- _Exercise_
Every line below that mentions the word "http" should be copied out.

--- start Excerpted records ---

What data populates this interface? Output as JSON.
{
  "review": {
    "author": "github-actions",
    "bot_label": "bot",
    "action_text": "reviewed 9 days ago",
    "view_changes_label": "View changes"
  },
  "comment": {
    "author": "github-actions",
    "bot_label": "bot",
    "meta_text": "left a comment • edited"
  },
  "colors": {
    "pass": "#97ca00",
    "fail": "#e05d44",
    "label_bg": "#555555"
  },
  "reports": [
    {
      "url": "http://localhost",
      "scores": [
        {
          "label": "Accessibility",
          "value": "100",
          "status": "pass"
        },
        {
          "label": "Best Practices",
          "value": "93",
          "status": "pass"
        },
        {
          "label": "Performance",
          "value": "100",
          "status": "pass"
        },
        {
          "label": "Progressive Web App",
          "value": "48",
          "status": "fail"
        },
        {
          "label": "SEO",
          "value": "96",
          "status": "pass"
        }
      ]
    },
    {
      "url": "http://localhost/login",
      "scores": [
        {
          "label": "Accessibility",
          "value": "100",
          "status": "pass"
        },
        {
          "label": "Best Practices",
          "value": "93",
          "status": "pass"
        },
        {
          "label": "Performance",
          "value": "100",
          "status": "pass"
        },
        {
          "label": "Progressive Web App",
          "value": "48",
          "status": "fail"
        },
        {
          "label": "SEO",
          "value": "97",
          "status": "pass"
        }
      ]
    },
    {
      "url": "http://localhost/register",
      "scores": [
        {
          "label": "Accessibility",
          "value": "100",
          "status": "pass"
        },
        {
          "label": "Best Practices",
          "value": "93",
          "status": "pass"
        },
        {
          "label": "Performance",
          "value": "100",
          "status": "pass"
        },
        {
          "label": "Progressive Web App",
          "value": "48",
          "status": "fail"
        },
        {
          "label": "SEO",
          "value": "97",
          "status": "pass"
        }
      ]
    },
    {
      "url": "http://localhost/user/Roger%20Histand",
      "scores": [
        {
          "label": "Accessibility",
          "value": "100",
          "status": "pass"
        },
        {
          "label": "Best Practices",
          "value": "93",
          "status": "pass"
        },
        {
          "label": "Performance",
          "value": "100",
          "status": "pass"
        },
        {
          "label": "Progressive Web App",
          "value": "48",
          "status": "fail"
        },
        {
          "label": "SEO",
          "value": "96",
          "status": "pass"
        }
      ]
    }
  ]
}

--- end Excerpted records ---

- _Solution to the exercise_
      "url": "http://localhost",
      "url": "http://localhost/login",
      "url": "http://localhost/register",
      "url": "http://localhost/user/Roger%20Histand",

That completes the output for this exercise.